▶ TASK PROMPT
Which lines in the records below contain the word "pokročilí"? Copy each one out.

▶ Stored records

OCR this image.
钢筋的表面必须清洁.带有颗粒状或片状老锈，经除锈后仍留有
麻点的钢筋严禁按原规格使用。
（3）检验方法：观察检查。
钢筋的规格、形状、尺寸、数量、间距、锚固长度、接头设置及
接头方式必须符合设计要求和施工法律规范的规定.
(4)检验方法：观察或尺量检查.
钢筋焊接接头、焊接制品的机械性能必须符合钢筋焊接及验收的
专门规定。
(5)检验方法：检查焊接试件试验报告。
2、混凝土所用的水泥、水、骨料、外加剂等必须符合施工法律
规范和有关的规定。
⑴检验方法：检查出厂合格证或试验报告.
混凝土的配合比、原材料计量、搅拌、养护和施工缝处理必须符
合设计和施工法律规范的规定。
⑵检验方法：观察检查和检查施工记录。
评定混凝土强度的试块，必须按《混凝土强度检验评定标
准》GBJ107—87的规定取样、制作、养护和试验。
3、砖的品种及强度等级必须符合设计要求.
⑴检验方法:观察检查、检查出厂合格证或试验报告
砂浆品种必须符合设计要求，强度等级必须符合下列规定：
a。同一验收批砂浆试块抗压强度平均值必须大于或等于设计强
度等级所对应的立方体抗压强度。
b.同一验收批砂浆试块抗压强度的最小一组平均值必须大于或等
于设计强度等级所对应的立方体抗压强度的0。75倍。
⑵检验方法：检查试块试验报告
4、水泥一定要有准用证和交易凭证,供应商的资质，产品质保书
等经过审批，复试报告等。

...

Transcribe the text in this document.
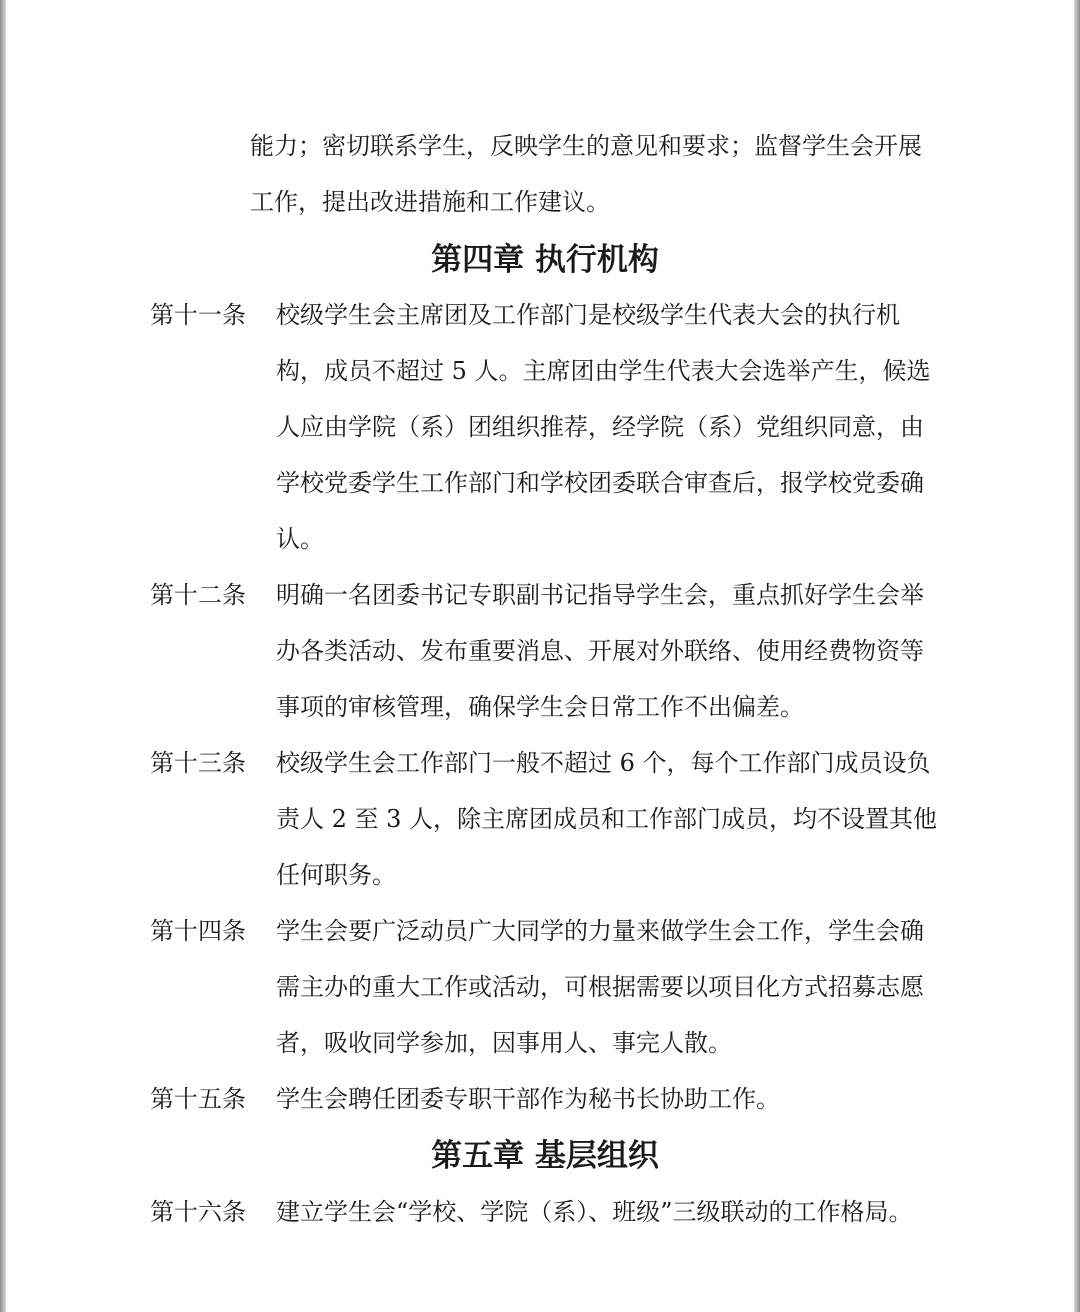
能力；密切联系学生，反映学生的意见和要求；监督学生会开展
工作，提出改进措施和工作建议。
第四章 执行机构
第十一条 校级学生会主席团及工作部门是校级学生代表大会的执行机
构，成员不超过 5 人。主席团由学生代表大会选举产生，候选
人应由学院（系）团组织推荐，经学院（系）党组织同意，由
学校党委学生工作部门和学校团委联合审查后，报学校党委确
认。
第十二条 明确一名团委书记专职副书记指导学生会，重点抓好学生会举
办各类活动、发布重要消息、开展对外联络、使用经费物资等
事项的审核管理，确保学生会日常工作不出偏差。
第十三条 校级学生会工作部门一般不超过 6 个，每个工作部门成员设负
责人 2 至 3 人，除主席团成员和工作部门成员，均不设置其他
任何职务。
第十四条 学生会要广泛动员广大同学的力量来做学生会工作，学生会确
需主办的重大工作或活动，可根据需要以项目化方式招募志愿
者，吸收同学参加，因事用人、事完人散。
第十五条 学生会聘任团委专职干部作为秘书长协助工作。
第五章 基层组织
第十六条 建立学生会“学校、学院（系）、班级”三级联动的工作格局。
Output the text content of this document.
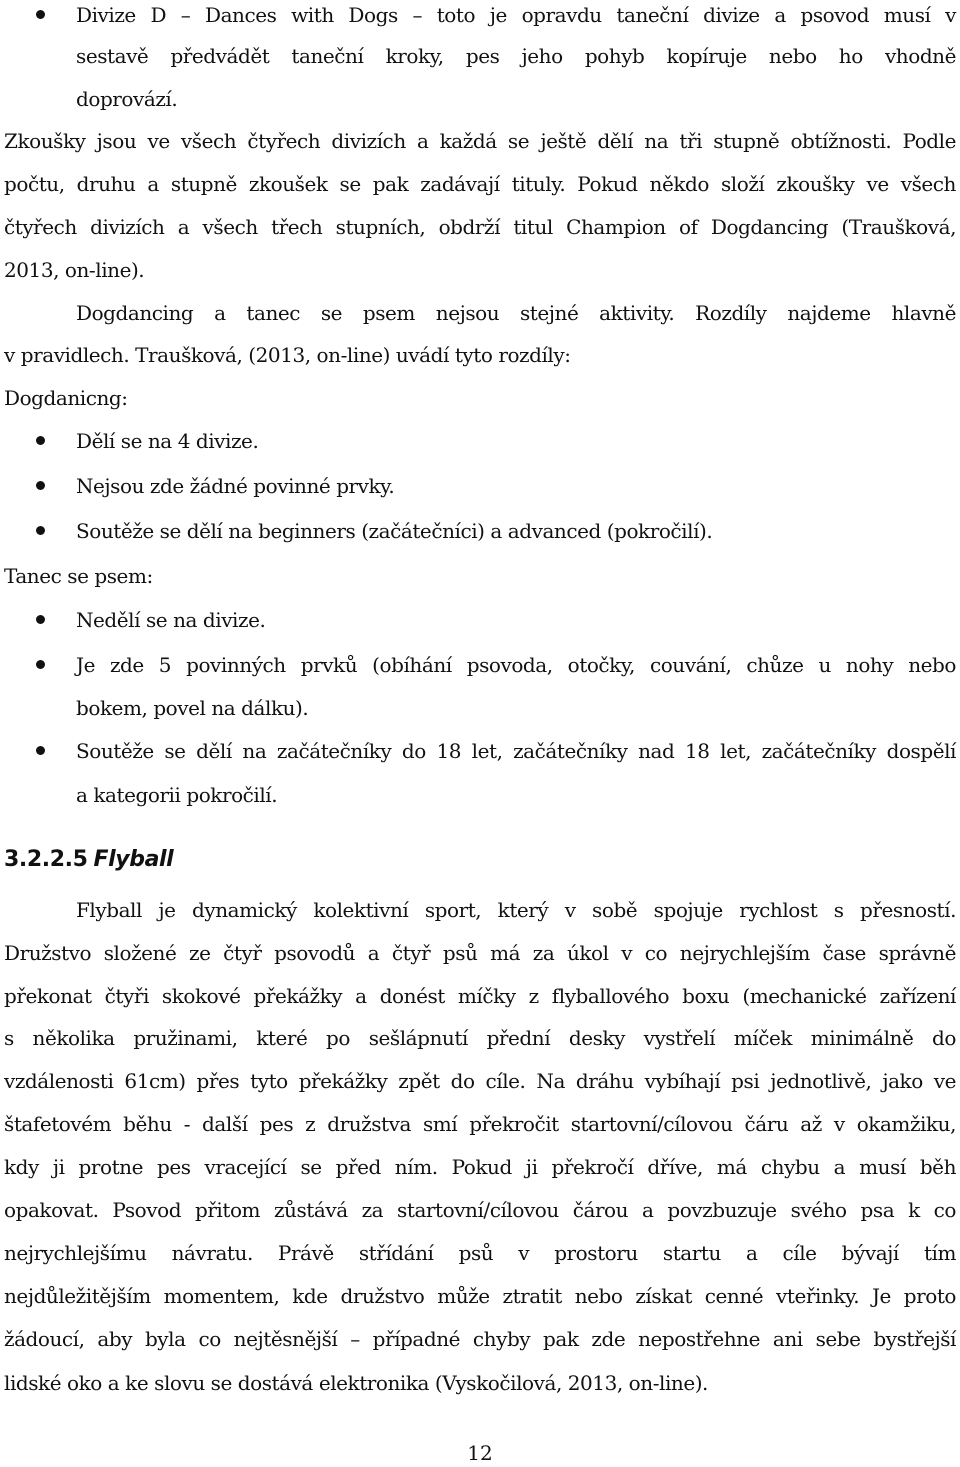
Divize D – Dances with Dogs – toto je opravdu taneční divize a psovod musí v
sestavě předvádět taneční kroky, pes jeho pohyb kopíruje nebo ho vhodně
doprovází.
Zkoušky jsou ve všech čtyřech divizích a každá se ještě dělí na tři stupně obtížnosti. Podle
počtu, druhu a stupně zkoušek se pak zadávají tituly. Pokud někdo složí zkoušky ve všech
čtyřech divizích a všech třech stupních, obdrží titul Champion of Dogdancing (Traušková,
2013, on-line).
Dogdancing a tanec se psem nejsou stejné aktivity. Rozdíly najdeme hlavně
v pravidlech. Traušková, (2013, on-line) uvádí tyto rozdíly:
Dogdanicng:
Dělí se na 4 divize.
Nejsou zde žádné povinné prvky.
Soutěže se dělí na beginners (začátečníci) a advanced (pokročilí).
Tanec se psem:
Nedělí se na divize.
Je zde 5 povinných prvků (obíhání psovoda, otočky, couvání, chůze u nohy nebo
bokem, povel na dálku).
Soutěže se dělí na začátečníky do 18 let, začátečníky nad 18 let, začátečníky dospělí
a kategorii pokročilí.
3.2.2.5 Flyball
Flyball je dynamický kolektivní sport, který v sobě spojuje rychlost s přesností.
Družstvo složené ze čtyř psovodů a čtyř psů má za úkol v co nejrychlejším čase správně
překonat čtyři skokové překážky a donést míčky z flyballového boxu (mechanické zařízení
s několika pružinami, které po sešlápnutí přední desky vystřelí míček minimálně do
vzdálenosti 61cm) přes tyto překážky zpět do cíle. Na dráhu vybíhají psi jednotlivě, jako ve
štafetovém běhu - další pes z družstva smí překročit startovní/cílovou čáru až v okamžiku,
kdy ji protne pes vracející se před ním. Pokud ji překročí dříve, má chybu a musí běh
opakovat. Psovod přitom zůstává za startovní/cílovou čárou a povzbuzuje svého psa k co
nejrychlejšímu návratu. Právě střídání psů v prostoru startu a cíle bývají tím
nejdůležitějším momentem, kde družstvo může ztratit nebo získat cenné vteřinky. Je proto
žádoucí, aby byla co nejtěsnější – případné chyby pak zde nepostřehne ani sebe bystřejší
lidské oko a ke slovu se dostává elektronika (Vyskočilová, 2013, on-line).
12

▶ ANSWER FOR THIS EXERCISE
Soutěže se dělí na beginners (začátečníci) a advanced (pokročilí).
a kategorii pokročilí.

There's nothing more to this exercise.